Exercise brief = Below are the records; locate each line with the word "Correlated" and copy it.

Recorded data:
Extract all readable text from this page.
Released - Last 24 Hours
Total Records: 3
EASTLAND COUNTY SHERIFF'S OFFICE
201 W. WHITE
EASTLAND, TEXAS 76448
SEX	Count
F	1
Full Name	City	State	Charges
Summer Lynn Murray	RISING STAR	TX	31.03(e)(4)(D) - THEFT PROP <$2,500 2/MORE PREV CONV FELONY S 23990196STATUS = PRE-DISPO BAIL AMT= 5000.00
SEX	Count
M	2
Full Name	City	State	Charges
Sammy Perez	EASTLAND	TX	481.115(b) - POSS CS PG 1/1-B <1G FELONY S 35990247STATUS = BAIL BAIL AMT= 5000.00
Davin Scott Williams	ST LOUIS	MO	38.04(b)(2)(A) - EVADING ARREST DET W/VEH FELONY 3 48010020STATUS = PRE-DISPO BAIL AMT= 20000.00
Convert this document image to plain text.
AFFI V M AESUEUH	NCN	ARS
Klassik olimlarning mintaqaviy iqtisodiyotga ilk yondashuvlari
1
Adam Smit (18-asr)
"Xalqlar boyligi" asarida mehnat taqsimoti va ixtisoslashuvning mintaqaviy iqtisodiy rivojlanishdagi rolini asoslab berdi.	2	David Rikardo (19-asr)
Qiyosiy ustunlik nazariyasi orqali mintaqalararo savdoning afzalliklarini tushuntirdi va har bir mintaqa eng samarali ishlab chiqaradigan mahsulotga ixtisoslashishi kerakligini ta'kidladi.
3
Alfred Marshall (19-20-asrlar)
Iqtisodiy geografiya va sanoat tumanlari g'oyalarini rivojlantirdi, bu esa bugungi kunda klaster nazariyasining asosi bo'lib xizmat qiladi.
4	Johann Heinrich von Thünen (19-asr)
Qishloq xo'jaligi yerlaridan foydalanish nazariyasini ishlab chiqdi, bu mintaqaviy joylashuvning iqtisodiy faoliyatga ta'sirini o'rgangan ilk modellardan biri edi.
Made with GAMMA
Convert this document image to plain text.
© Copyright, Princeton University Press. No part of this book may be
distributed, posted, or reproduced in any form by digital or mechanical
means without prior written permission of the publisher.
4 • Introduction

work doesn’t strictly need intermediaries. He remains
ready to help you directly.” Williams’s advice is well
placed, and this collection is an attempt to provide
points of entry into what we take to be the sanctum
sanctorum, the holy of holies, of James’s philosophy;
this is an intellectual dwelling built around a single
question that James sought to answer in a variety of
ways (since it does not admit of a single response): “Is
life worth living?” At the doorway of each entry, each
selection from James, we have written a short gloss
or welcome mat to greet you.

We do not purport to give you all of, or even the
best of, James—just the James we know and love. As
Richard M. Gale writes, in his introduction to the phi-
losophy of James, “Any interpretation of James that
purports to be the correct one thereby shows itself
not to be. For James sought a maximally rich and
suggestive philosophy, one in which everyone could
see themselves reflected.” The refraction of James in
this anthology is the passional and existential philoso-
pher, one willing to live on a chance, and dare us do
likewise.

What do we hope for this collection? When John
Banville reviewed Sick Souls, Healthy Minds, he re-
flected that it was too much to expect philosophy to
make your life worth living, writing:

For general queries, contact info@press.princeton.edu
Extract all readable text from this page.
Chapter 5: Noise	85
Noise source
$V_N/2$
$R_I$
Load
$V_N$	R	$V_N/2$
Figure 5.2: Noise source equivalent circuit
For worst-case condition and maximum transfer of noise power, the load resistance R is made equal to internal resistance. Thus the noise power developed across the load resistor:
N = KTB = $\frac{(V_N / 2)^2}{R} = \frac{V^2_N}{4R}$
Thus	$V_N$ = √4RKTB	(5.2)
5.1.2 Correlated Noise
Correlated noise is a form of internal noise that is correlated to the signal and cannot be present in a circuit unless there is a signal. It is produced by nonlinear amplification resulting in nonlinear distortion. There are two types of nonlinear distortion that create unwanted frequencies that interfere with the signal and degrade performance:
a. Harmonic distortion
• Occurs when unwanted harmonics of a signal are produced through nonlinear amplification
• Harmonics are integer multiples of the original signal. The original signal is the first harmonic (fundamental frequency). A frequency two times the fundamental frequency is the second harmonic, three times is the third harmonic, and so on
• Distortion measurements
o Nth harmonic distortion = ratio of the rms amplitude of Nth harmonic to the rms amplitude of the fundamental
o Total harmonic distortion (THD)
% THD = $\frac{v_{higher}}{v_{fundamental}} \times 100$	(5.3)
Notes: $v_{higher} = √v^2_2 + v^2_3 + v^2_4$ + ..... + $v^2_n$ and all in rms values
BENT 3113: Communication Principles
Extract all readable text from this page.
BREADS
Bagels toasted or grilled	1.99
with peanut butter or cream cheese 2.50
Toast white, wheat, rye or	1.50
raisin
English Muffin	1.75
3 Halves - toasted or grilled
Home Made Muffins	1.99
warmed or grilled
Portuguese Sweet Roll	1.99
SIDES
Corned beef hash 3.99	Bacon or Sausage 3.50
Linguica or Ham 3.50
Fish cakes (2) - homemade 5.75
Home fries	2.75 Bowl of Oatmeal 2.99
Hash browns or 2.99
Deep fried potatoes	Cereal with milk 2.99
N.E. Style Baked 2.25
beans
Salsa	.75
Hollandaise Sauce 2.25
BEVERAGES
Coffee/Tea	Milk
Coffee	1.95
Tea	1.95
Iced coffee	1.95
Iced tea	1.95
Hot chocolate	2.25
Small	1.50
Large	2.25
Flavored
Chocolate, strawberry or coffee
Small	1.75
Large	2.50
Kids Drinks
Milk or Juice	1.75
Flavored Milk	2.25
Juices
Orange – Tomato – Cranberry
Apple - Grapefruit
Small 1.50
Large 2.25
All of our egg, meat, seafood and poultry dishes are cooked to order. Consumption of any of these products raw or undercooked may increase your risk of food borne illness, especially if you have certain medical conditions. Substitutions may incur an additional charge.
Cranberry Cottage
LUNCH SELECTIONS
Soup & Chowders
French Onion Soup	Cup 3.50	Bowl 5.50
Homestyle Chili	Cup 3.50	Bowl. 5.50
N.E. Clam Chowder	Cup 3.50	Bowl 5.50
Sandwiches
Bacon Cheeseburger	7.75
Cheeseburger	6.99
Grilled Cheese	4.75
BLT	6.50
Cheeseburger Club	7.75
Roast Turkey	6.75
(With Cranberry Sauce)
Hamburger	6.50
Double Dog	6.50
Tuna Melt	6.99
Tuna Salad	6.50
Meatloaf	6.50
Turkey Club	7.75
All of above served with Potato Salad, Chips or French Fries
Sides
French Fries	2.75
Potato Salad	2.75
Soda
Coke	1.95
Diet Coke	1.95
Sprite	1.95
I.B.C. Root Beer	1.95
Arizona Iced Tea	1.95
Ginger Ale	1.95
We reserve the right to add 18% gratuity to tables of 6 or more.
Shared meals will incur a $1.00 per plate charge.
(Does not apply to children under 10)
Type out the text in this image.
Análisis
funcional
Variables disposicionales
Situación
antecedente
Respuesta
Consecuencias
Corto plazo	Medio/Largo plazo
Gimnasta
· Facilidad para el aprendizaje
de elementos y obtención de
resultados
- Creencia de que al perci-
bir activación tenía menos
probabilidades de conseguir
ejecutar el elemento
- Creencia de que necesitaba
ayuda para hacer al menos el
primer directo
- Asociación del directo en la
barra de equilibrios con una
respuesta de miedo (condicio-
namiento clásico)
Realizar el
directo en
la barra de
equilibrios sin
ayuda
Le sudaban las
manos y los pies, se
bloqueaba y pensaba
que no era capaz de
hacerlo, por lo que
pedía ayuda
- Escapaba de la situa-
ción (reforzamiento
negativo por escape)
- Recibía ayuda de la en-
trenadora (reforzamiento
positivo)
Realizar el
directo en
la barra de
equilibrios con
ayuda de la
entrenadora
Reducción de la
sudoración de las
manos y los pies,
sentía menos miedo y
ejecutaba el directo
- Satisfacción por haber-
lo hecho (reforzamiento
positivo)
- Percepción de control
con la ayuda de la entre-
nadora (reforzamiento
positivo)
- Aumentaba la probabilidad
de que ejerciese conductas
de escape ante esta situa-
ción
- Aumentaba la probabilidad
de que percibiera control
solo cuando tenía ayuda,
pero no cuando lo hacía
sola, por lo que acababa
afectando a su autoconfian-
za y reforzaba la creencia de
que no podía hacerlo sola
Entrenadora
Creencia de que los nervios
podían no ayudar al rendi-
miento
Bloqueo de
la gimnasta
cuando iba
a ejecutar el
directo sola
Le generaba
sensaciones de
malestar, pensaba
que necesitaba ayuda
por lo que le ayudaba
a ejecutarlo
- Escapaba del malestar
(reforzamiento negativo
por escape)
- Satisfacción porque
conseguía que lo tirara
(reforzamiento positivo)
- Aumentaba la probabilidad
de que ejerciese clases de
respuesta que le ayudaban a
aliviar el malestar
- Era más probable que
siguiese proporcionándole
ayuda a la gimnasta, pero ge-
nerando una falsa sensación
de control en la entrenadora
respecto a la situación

Result for this task =
5.1.2 Correlated Noise
Correlated noise is a form of internal noise that is correlated to the signal and cannot be present in a circuit unless there is a signal. It is produced by nonlinear amplification resulting in nonlinear distortion. There are two types of nonlinear distortion that create unwanted frequencies that interfere with the signal and degrade performance:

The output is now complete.